*Written task:* Print the entries below word for word; the pictures stay out of your copy.

## start Records supplied

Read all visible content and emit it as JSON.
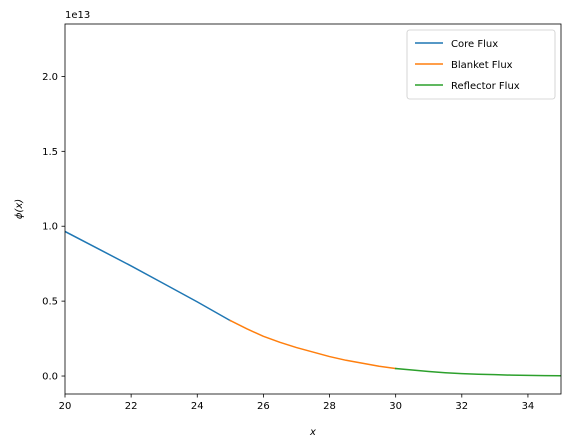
{
  "chart_data": {
    "type": "line",
    "title": "",
    "xlabel": "x",
    "ylabel": "ϕ(x)",
    "offset_label": "1e13",
    "xlim": [
      20,
      35
    ],
    "ylim": [
      -0.12,
      2.35
    ],
    "xticks": [
      20,
      22,
      24,
      26,
      28,
      30,
      32,
      34
    ],
    "yticks": [
      0.0,
      0.5,
      1.0,
      1.5,
      2.0
    ],
    "ytick_labels": [
      "0.0",
      "0.5",
      "1.0",
      "1.5",
      "2.0"
    ],
    "grid": false,
    "legend_position": "top-right",
    "series": [
      {
        "name": "Core Flux",
        "color": "#1f77b4",
        "x": [
          20,
          21,
          22,
          23,
          24,
          25
        ],
        "y": [
          0.965,
          0.85,
          0.735,
          0.615,
          0.495,
          0.37
        ]
      },
      {
        "name": "Blanket Flux",
        "color": "#ff7f0e",
        "x": [
          25,
          25.5,
          26,
          26.5,
          27,
          27.5,
          28,
          28.5,
          29,
          29.5,
          30
        ],
        "y": [
          0.37,
          0.315,
          0.265,
          0.225,
          0.19,
          0.16,
          0.13,
          0.105,
          0.085,
          0.065,
          0.05
        ]
      },
      {
        "name": "Reflector Flux",
        "color": "#2ca02c",
        "x": [
          30,
          30.5,
          31,
          31.5,
          32,
          32.5,
          33,
          33.5,
          34,
          34.5,
          35
        ],
        "y": [
          0.05,
          0.04,
          0.03,
          0.022,
          0.016,
          0.012,
          0.009,
          0.006,
          0.004,
          0.003,
          0.002
        ]
      }
    ]
  }
}
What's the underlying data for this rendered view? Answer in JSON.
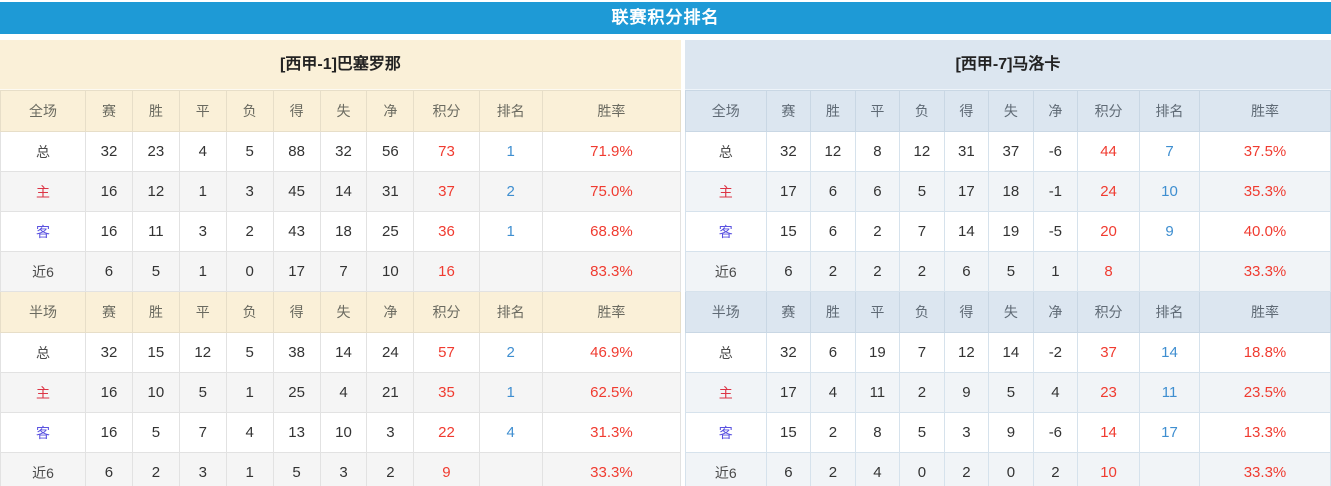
{
  "title": "联赛积分排名",
  "colors": {
    "title_bar": "#1E9AD6",
    "left_header_bg": "#FAF0D8",
    "right_header_bg": "#DCE6F0",
    "points_red": "#F03B30",
    "rank_blue": "#3E8ED0",
    "home_label_red": "#DC3445",
    "away_label_blue": "#5A52E0"
  },
  "columns": [
    "赛",
    "胜",
    "平",
    "负",
    "得",
    "失",
    "净",
    "积分",
    "排名",
    "胜率"
  ],
  "teams": [
    {
      "name": "[西甲-1]巴塞罗那",
      "sections": {
        "full": {
          "label_header": "全场",
          "rows": [
            {
              "label": "总",
              "type": "total",
              "values": [
                "32",
                "23",
                "4",
                "5",
                "88",
                "32",
                "56",
                "73",
                "1",
                "71.9%"
              ]
            },
            {
              "label": "主",
              "type": "home",
              "values": [
                "16",
                "12",
                "1",
                "3",
                "45",
                "14",
                "31",
                "37",
                "2",
                "75.0%"
              ]
            },
            {
              "label": "客",
              "type": "away",
              "values": [
                "16",
                "11",
                "3",
                "2",
                "43",
                "18",
                "25",
                "36",
                "1",
                "68.8%"
              ]
            },
            {
              "label": "近6",
              "type": "recent",
              "values": [
                "6",
                "5",
                "1",
                "0",
                "17",
                "7",
                "10",
                "16",
                "",
                "83.3%"
              ]
            }
          ]
        },
        "half": {
          "label_header": "半场",
          "rows": [
            {
              "label": "总",
              "type": "total",
              "values": [
                "32",
                "15",
                "12",
                "5",
                "38",
                "14",
                "24",
                "57",
                "2",
                "46.9%"
              ]
            },
            {
              "label": "主",
              "type": "home",
              "values": [
                "16",
                "10",
                "5",
                "1",
                "25",
                "4",
                "21",
                "35",
                "1",
                "62.5%"
              ]
            },
            {
              "label": "客",
              "type": "away",
              "values": [
                "16",
                "5",
                "7",
                "4",
                "13",
                "10",
                "3",
                "22",
                "4",
                "31.3%"
              ]
            },
            {
              "label": "近6",
              "type": "recent",
              "values": [
                "6",
                "2",
                "3",
                "1",
                "5",
                "3",
                "2",
                "9",
                "",
                "33.3%"
              ]
            }
          ]
        }
      }
    },
    {
      "name": "[西甲-7]马洛卡",
      "sections": {
        "full": {
          "label_header": "全场",
          "rows": [
            {
              "label": "总",
              "type": "total",
              "values": [
                "32",
                "12",
                "8",
                "12",
                "31",
                "37",
                "-6",
                "44",
                "7",
                "37.5%"
              ]
            },
            {
              "label": "主",
              "type": "home",
              "values": [
                "17",
                "6",
                "6",
                "5",
                "17",
                "18",
                "-1",
                "24",
                "10",
                "35.3%"
              ]
            },
            {
              "label": "客",
              "type": "away",
              "values": [
                "15",
                "6",
                "2",
                "7",
                "14",
                "19",
                "-5",
                "20",
                "9",
                "40.0%"
              ]
            },
            {
              "label": "近6",
              "type": "recent",
              "values": [
                "6",
                "2",
                "2",
                "2",
                "6",
                "5",
                "1",
                "8",
                "",
                "33.3%"
              ]
            }
          ]
        },
        "half": {
          "label_header": "半场",
          "rows": [
            {
              "label": "总",
              "type": "total",
              "values": [
                "32",
                "6",
                "19",
                "7",
                "12",
                "14",
                "-2",
                "37",
                "14",
                "18.8%"
              ]
            },
            {
              "label": "主",
              "type": "home",
              "values": [
                "17",
                "4",
                "11",
                "2",
                "9",
                "5",
                "4",
                "23",
                "11",
                "23.5%"
              ]
            },
            {
              "label": "客",
              "type": "away",
              "values": [
                "15",
                "2",
                "8",
                "5",
                "3",
                "9",
                "-6",
                "14",
                "17",
                "13.3%"
              ]
            },
            {
              "label": "近6",
              "type": "recent",
              "values": [
                "6",
                "2",
                "4",
                "0",
                "2",
                "0",
                "2",
                "10",
                "",
                "33.3%"
              ]
            }
          ]
        }
      }
    }
  ]
}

## end Records supplied

*Task output:*
Read all visible content and emit it as JSON.
{
  "chart_data": {
    "type": "line",
    "title": "",
    "xlabel": "x",
    "ylabel": "ϕ(x)",
    "offset_label": "1e13",
    "xlim": [
      20,
      35
    ],
    "ylim": [
      -0.12,
      2.35
    ],
    "xticks": [
      20,
      22,
      24,
      26,
      28,
      30,
      32,
      34
    ],
    "yticks": [
      0.0,
      0.5,
      1.0,
      1.5,
      2.0
    ],
    "ytick_labels": [
      "0.0",
      "0.5",
      "1.0",
      "1.5",
      "2.0"
    ],
    "grid": false,
    "legend_position": "top-right",
    "series": [
      {
        "name": "Core Flux",
        "color": "#1f77b4",
        "x": [
          20,
          21,
          22,
          23,
          24,
          25
        ],
        "y": [
          0.965,
          0.85,
          0.735,
          0.615,
          0.495,
          0.37
        ]
      },
      {
        "name": "Blanket Flux",
        "color": "#ff7f0e",
        "x": [
          25,
          25.5,
          26,
          26.5,
          27,
          27.5,
          28,
          28.5,
          29,
          29.5,
          30
        ],
        "y": [
          0.37,
          0.315,
          0.265,
          0.225,
          0.19,
          0.16,
          0.13,
          0.105,
          0.085,
          0.065,
          0.05
        ]
      },
      {
        "name": "Reflector Flux",
        "color": "#2ca02c",
        "x": [
          30,
          30.5,
          31,
          31.5,
          32,
          32.5,
          33,
          33.5,
          34,
          34.5,
          35
        ],
        "y": [
          0.05,
          0.04,
          0.03,
          0.022,
          0.016,
          0.012,
          0.009,
          0.006,
          0.004,
          0.003,
          0.002
        ]
      }
    ]
  }
}
What's the underlying data for this rendered view? Answer in JSON.
{
  "title": "联赛积分排名",
  "colors": {
    "title_bar": "#1E9AD6",
    "left_header_bg": "#FAF0D8",
    "right_header_bg": "#DCE6F0",
    "points_red": "#F03B30",
    "rank_blue": "#3E8ED0",
    "home_label_red": "#DC3445",
    "away_label_blue": "#5A52E0"
  },
  "columns": [
    "赛",
    "胜",
    "平",
    "负",
    "得",
    "失",
    "净",
    "积分",
    "排名",
    "胜率"
  ],
  "teams": [
    {
      "name": "[西甲-1]巴塞罗那",
      "sections": {
        "full": {
          "label_header": "全场",
          "rows": [
            {
              "label": "总",
              "type": "total",
              "values": [
                "32",
                "23",
                "4",
                "5",
                "88",
                "32",
                "56",
                "73",
                "1",
                "71.9%"
              ]
            },
            {
              "label": "主",
              "type": "home",
              "values": [
                "16",
                "12",
                "1",
                "3",
                "45",
                "14",
                "31",
                "37",
                "2",
                "75.0%"
              ]
            },
            {
              "label": "客",
              "type": "away",
              "values": [
                "16",
                "11",
                "3",
                "2",
                "43",
                "18",
                "25",
                "36",
                "1",
                "68.8%"
              ]
            },
            {
              "label": "近6",
              "type": "recent",
              "values": [
                "6",
                "5",
                "1",
                "0",
                "17",
                "7",
                "10",
                "16",
                "",
                "83.3%"
              ]
            }
          ]
        },
        "half": {
          "label_header": "半场",
          "rows": [
            {
              "label": "总",
              "type": "total",
              "values": [
                "32",
                "15",
                "12",
                "5",
                "38",
                "14",
                "24",
                "57",
                "2",
                "46.9%"
              ]
            },
            {
              "label": "主",
              "type": "home",
              "values": [
                "16",
                "10",
                "5",
                "1",
                "25",
                "4",
                "21",
                "35",
                "1",
                "62.5%"
              ]
            },
            {
              "label": "客",
              "type": "away",
              "values": [
                "16",
                "5",
                "7",
                "4",
                "13",
                "10",
                "3",
                "22",
                "4",
                "31.3%"
              ]
            },
            {
              "label": "近6",
              "type": "recent",
              "values": [
                "6",
                "2",
                "3",
                "1",
                "5",
                "3",
                "2",
                "9",
                "",
                "33.3%"
              ]
            }
          ]
        }
      }
    },
    {
      "name": "[西甲-7]马洛卡",
      "sections": {
        "full": {
          "label_header": "全场",
          "rows": [
            {
              "label": "总",
              "type": "total",
              "values": [
                "32",
                "12",
                "8",
                "12",
                "31",
                "37",
                "-6",
                "44",
                "7",
                "37.5%"
              ]
            },
            {
              "label": "主",
              "type": "home",
              "values": [
                "17",
                "6",
                "6",
                "5",
                "17",
                "18",
                "-1",
                "24",
                "10",
                "35.3%"
              ]
            },
            {
              "label": "客",
              "type": "away",
              "values": [
                "15",
                "6",
                "2",
                "7",
                "14",
                "19",
                "-5",
                "20",
                "9",
                "40.0%"
              ]
            },
            {
              "label": "近6",
              "type": "recent",
              "values": [
                "6",
                "2",
                "2",
                "2",
                "6",
                "5",
                "1",
                "8",
                "",
                "33.3%"
              ]
            }
          ]
        },
        "half": {
          "label_header": "半场",
          "rows": [
            {
              "label": "总",
              "type": "total",
              "values": [
                "32",
                "6",
                "19",
                "7",
                "12",
                "14",
                "-2",
                "37",
                "14",
                "18.8%"
              ]
            },
            {
              "label": "主",
              "type": "home",
              "values": [
                "17",
                "4",
                "11",
                "2",
                "9",
                "5",
                "4",
                "23",
                "11",
                "23.5%"
              ]
            },
            {
              "label": "客",
              "type": "away",
              "values": [
                "15",
                "2",
                "8",
                "5",
                "3",
                "9",
                "-6",
                "14",
                "17",
                "13.3%"
              ]
            },
            {
              "label": "近6",
              "type": "recent",
              "values": [
                "6",
                "2",
                "4",
                "0",
                "2",
                "0",
                "2",
                "10",
                "",
                "33.3%"
              ]
            }
          ]
        }
      }
    }
  ]
}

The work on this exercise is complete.